• [Raw records]:
begin
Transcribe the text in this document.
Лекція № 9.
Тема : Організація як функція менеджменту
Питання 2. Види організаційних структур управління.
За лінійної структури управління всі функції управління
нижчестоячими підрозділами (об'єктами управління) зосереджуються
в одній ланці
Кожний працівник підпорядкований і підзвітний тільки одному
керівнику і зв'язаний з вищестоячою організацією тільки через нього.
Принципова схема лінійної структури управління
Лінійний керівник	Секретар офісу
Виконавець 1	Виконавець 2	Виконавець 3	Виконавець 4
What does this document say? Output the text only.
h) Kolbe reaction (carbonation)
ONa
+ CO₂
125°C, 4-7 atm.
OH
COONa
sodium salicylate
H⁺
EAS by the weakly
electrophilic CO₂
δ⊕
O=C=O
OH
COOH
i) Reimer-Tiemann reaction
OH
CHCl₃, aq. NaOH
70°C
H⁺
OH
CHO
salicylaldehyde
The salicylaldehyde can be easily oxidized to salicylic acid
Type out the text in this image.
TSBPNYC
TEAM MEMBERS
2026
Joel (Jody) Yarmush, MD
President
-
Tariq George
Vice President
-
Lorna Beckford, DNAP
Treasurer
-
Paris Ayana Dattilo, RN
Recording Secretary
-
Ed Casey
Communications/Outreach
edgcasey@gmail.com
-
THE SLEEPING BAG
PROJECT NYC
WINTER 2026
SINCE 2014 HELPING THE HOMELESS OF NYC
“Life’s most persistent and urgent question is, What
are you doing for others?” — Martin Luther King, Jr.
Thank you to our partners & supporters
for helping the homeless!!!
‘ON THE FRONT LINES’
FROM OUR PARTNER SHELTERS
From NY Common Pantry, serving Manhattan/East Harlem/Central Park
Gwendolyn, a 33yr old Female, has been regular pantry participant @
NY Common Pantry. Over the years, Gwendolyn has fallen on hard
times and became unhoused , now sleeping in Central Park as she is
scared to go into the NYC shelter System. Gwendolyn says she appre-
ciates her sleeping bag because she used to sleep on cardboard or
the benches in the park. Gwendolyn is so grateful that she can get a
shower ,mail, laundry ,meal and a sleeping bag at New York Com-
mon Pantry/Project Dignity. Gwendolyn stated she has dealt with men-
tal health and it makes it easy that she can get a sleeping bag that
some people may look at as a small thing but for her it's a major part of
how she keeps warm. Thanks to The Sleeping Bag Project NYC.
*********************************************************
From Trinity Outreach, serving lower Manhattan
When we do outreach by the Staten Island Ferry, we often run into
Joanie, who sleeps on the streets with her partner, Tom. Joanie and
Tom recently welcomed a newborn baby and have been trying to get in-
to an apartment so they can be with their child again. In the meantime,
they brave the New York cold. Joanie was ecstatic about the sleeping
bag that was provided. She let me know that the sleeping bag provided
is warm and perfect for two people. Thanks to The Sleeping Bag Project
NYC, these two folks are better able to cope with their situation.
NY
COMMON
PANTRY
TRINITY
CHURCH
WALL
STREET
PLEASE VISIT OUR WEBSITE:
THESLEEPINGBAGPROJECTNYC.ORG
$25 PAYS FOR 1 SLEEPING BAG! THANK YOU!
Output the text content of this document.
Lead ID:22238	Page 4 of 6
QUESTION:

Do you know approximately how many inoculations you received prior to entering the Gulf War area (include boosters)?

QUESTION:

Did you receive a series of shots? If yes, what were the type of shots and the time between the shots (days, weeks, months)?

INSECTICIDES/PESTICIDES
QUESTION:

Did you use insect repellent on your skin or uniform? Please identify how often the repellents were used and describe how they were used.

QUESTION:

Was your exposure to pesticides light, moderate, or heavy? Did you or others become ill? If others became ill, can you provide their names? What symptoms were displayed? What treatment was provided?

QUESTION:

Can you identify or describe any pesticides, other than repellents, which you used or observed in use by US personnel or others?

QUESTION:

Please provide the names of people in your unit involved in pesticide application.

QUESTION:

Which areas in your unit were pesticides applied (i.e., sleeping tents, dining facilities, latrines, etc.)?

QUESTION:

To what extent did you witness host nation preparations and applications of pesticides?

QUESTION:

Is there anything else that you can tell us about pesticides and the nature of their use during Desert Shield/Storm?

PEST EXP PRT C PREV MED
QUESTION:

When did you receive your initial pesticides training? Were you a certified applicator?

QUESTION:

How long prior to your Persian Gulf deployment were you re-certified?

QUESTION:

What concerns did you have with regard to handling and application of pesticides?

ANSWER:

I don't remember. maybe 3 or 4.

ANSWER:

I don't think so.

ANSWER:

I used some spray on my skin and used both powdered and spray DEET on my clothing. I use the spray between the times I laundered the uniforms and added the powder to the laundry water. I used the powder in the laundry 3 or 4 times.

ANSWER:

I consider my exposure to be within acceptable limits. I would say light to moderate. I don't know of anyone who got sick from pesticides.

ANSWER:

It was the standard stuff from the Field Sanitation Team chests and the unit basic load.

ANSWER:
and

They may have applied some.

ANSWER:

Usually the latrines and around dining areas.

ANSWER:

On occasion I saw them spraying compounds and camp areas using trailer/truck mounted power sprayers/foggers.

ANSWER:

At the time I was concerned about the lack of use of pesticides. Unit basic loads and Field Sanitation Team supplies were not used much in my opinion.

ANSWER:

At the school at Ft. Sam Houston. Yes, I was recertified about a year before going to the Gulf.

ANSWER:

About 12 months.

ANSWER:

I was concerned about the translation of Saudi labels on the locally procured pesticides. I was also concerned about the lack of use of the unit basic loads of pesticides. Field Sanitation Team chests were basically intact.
end
• [Task requirements]: Filter the records above for "Central" and copy every matching line.

• [Response below]:
From NY Common Pantry, serving Manhattan/East Harlem/Central Park
times and became unhoused , now sleeping in Central Park as she is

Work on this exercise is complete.